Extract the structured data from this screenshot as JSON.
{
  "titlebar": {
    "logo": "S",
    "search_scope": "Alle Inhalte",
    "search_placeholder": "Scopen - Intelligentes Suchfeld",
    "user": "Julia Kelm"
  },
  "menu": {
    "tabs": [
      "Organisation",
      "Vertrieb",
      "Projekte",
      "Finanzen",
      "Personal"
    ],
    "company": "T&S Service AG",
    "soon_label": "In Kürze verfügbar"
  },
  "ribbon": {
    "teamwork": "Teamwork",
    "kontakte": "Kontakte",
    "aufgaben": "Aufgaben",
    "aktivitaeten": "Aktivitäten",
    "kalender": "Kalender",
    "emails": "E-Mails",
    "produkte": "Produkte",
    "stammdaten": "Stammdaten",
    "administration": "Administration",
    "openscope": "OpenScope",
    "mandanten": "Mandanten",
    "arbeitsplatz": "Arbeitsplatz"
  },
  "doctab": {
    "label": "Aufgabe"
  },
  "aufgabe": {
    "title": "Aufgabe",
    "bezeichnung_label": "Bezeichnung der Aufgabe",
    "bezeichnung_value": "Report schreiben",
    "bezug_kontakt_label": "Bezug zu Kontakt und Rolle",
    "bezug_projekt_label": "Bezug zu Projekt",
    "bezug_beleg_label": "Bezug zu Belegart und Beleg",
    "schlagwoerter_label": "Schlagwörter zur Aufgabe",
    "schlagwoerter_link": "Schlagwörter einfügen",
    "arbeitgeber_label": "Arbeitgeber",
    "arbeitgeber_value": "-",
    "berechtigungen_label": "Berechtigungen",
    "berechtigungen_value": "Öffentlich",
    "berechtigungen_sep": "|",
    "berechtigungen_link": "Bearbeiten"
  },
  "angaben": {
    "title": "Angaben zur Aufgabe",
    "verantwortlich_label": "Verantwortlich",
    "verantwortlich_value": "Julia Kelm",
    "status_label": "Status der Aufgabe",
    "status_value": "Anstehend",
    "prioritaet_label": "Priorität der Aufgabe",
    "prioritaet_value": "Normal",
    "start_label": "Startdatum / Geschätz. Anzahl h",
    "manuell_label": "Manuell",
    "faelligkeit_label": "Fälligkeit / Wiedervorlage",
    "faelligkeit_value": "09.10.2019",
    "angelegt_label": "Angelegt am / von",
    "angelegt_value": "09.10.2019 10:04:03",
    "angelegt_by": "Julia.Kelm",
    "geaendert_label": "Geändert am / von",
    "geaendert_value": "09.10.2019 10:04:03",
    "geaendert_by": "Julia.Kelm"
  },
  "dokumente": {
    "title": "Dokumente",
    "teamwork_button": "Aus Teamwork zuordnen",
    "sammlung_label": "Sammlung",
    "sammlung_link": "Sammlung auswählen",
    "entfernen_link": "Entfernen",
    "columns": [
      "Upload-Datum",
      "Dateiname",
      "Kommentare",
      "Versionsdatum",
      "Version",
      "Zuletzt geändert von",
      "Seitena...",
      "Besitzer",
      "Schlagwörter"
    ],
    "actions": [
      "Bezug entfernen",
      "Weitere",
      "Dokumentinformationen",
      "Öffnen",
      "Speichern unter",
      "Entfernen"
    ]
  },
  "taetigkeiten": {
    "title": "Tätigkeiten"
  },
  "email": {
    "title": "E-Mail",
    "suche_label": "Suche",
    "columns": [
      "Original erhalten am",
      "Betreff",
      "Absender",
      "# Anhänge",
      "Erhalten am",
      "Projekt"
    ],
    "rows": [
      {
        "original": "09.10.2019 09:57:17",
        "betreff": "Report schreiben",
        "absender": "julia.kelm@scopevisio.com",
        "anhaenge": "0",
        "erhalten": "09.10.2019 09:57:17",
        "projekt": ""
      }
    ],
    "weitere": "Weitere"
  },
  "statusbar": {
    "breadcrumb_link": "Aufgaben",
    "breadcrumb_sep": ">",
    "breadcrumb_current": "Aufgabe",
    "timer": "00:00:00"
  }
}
....................
AIM –
Output the listing above without altering a single character.

FULL RESPONSE –
Extract the structured data from this screenshot as JSON.
{
  "titlebar": {
    "logo": "S",
    "search_scope": "Alle Inhalte",
    "search_placeholder": "Scopen - Intelligentes Suchfeld",
    "user": "Julia Kelm"
  },
  "menu": {
    "tabs": [
      "Organisation",
      "Vertrieb",
      "Projekte",
      "Finanzen",
      "Personal"
    ],
    "company": "T&S Service AG",
    "soon_label": "In Kürze verfügbar"
  },
  "ribbon": {
    "teamwork": "Teamwork",
    "kontakte": "Kontakte",
    "aufgaben": "Aufgaben",
    "aktivitaeten": "Aktivitäten",
    "kalender": "Kalender",
    "emails": "E-Mails",
    "produkte": "Produkte",
    "stammdaten": "Stammdaten",
    "administration": "Administration",
    "openscope": "OpenScope",
    "mandanten": "Mandanten",
    "arbeitsplatz": "Arbeitsplatz"
  },
  "doctab": {
    "label": "Aufgabe"
  },
  "aufgabe": {
    "title": "Aufgabe",
    "bezeichnung_label": "Bezeichnung der Aufgabe",
    "bezeichnung_value": "Report schreiben",
    "bezug_kontakt_label": "Bezug zu Kontakt und Rolle",
    "bezug_projekt_label": "Bezug zu Projekt",
    "bezug_beleg_label": "Bezug zu Belegart und Beleg",
    "schlagwoerter_label": "Schlagwörter zur Aufgabe",
    "schlagwoerter_link": "Schlagwörter einfügen",
    "arbeitgeber_label": "Arbeitgeber",
    "arbeitgeber_value": "-",
    "berechtigungen_label": "Berechtigungen",
    "berechtigungen_value": "Öffentlich",
    "berechtigungen_sep": "|",
    "berechtigungen_link": "Bearbeiten"
  },
  "angaben": {
    "title": "Angaben zur Aufgabe",
    "verantwortlich_label": "Verantwortlich",
    "verantwortlich_value": "Julia Kelm",
    "status_label": "Status der Aufgabe",
    "status_value": "Anstehend",
    "prioritaet_label": "Priorität der Aufgabe",
    "prioritaet_value": "Normal",
    "start_label": "Startdatum / Geschätz. Anzahl h",
    "manuell_label": "Manuell",
    "faelligkeit_label": "Fälligkeit / Wiedervorlage",
    "faelligkeit_value": "09.10.2019",
    "angelegt_label": "Angelegt am / von",
    "angelegt_value": "09.10.2019 10:04:03",
    "angelegt_by": "Julia.Kelm",
    "geaendert_label": "Geändert am / von",
    "geaendert_value": "09.10.2019 10:04:03",
    "geaendert_by": "Julia.Kelm"
  },
  "dokumente": {
    "title": "Dokumente",
    "teamwork_button": "Aus Teamwork zuordnen",
    "sammlung_label": "Sammlung",
    "sammlung_link": "Sammlung auswählen",
    "entfernen_link": "Entfernen",
    "columns": [
      "Upload-Datum",
      "Dateiname",
      "Kommentare",
      "Versionsdatum",
      "Version",
      "Zuletzt geändert von",
      "Seitena...",
      "Besitzer",
      "Schlagwörter"
    ],
    "actions": [
      "Bezug entfernen",
      "Weitere",
      "Dokumentinformationen",
      "Öffnen",
      "Speichern unter",
      "Entfernen"
    ]
  },
  "taetigkeiten": {
    "title": "Tätigkeiten"
  },
  "email": {
    "title": "E-Mail",
    "suche_label": "Suche",
    "columns": [
      "Original erhalten am",
      "Betreff",
      "Absender",
      "# Anhänge",
      "Erhalten am",
      "Projekt"
    ],
    "rows": [
      {
        "original": "09.10.2019 09:57:17",
        "betreff": "Report schreiben",
        "absender": "julia.kelm@scopevisio.com",
        "anhaenge": "0",
        "erhalten": "09.10.2019 09:57:17",
        "projekt": ""
      }
    ],
    "weitere": "Weitere"
  },
  "statusbar": {
    "breadcrumb_link": "Aufgaben",
    "breadcrumb_sep": ">",
    "breadcrumb_current": "Aufgabe",
    "timer": "00:00:00"
  }
}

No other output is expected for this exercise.